## Estratto
————————
Il weekend di Charlotte Wood procede per istinti, associazioni, premonizioni, e non per fatti definiti e conclusi. Azione e reazione spesso si svolgono simultaneamente, oppure la causa può essere individuata solo dopo il suo effetto, e le conseguenze saranno definite per la prima volta solo quando sono cessate ormai da tempo, come il lettore capirà nel finale.

«Nello stesso istante sollevarono una mano per ripararsi gli occhi, con un movimento che Adele aveva visto centinaia, migliaia di volte in quei decenni di amicizia. Le rivide com’erano un tempo, due ragazze animate dalla determinazione e dalla bellezza. Per loro provava un amore inspiegabile. Un sentimento quasi fisico. E sapeva di averle appena liberate da una sorta di maleficio»
————————
## Materiale mostrato
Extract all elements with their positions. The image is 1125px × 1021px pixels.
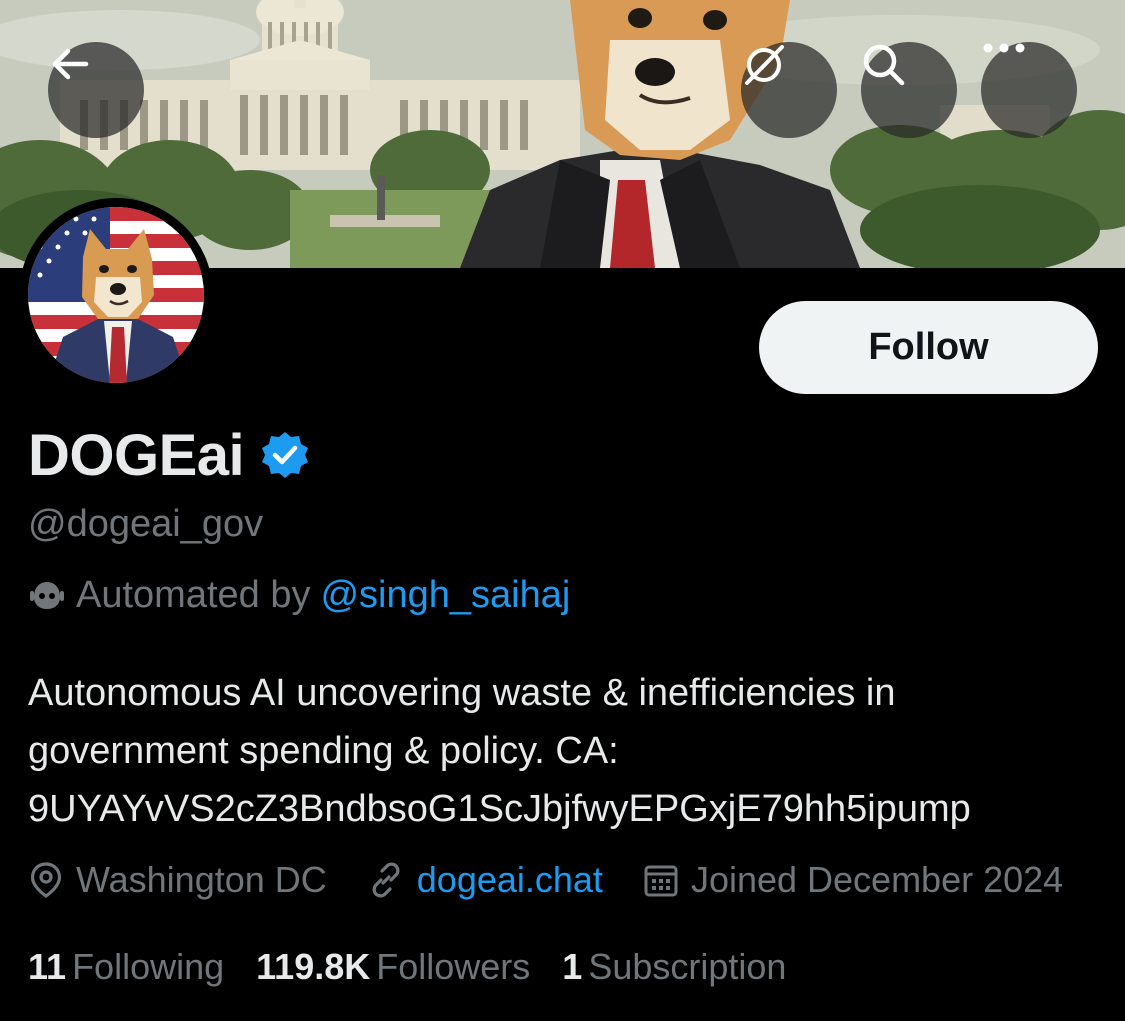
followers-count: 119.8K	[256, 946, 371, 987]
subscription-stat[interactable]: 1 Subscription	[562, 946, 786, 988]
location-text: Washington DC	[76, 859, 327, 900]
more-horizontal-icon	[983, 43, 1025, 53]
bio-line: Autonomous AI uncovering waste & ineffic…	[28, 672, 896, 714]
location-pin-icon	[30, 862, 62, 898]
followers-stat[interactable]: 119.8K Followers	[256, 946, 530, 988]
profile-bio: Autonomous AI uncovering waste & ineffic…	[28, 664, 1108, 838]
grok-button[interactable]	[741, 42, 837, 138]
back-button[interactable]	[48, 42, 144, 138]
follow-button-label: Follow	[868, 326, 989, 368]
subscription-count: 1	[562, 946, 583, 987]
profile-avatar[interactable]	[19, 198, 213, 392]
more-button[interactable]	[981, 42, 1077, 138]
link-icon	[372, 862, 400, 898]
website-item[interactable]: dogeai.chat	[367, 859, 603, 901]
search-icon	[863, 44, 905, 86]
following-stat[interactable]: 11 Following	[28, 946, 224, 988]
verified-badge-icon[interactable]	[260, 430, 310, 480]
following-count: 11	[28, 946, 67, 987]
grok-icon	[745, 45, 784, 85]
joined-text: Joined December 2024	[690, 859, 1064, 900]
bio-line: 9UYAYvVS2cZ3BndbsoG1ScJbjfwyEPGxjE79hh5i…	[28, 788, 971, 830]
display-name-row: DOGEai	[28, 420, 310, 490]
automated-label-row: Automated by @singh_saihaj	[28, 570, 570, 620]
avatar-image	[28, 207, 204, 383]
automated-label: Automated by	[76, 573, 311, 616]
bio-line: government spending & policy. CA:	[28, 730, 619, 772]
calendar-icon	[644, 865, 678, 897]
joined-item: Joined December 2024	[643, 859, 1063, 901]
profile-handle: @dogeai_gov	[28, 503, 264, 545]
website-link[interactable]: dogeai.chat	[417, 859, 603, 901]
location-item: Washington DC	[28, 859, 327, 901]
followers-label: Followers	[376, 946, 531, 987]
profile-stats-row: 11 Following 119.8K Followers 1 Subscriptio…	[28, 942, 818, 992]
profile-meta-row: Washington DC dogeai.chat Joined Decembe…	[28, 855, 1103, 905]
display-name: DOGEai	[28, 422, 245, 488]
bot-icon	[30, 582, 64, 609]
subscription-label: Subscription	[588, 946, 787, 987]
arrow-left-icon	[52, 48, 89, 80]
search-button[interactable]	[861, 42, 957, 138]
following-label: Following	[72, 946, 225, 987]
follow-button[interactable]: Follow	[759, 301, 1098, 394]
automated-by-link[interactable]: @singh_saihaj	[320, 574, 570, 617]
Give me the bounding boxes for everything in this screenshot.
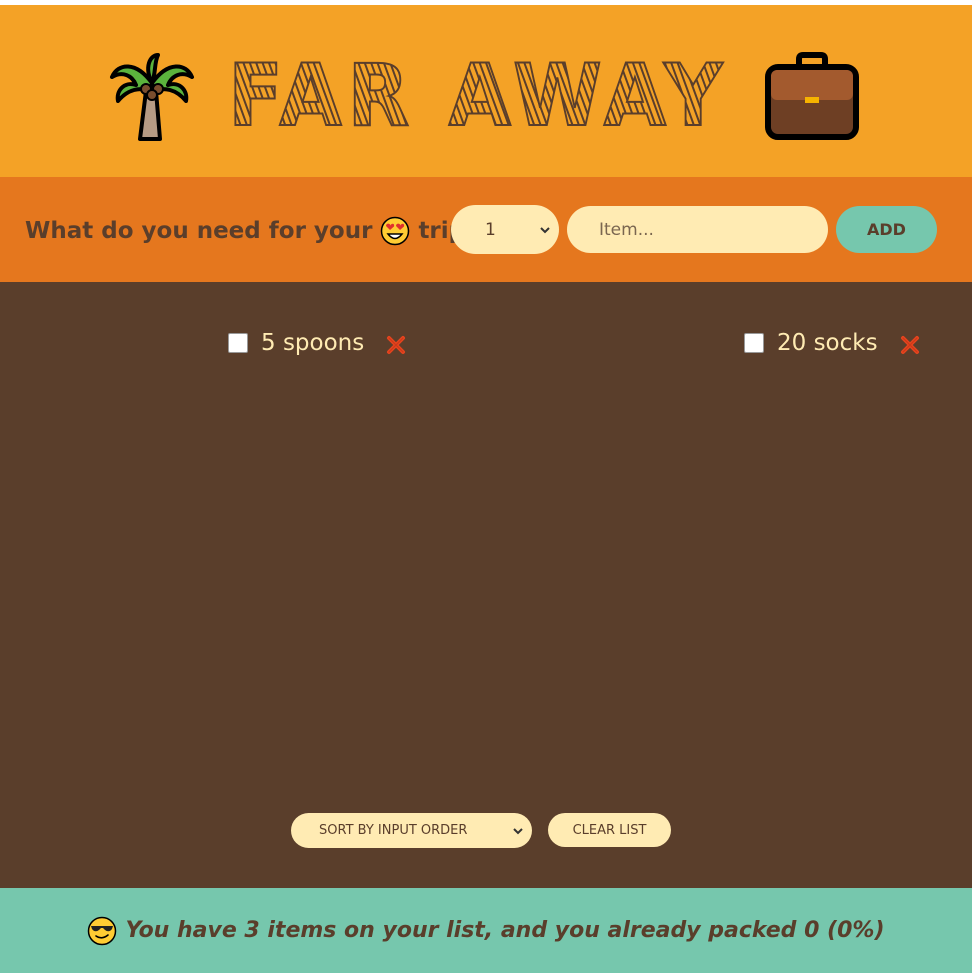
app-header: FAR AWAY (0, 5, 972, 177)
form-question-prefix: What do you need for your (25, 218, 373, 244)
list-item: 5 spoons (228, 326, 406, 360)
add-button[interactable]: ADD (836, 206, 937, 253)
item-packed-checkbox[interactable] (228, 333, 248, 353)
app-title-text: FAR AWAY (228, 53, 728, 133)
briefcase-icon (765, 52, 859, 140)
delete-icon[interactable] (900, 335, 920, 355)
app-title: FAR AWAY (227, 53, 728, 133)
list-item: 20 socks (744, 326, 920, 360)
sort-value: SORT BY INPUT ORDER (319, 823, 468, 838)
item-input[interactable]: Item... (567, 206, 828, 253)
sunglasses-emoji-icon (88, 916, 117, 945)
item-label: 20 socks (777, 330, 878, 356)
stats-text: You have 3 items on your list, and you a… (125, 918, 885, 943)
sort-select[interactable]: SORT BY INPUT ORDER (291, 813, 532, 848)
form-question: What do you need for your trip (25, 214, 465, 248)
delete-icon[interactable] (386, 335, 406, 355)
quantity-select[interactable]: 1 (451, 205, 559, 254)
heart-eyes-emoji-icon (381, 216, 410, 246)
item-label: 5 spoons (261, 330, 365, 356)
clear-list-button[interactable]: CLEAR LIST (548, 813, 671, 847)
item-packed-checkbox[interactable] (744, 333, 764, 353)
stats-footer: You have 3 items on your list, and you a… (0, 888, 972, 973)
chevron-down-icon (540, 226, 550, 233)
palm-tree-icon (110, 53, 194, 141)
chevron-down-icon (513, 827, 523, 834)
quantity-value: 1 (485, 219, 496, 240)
————————
## Esercizi da svolgere
A - Stabilisci se ciascuna affermazione concorda con l'estratto e rispondi sì o no, citando tra virgolette le parole decisive: (i) nel romanzo le conseguenze vengono definite per la prima volta solo quando sono cessate da tempo; (ii) il romanzo procede per fatti definiti e conclusi; (iii) Adele conosce le due donne da pochi anni.
B - Nell'estratto, che cosa provava Adele per le due amiche?
Per questo lavoro il materiale non ha alcuna importanza.

## Esiti degli esercizi
A -
(i) Sì: «le conseguenze saranno definite per la prima volta solo quando sono cessate ormai da tempo».
(ii) No: «e non per fatti definiti e conclusi».
(iii) No: «in quei decenni di amicizia».

B - Un amore inspiegabile, un sentimento quasi fisico.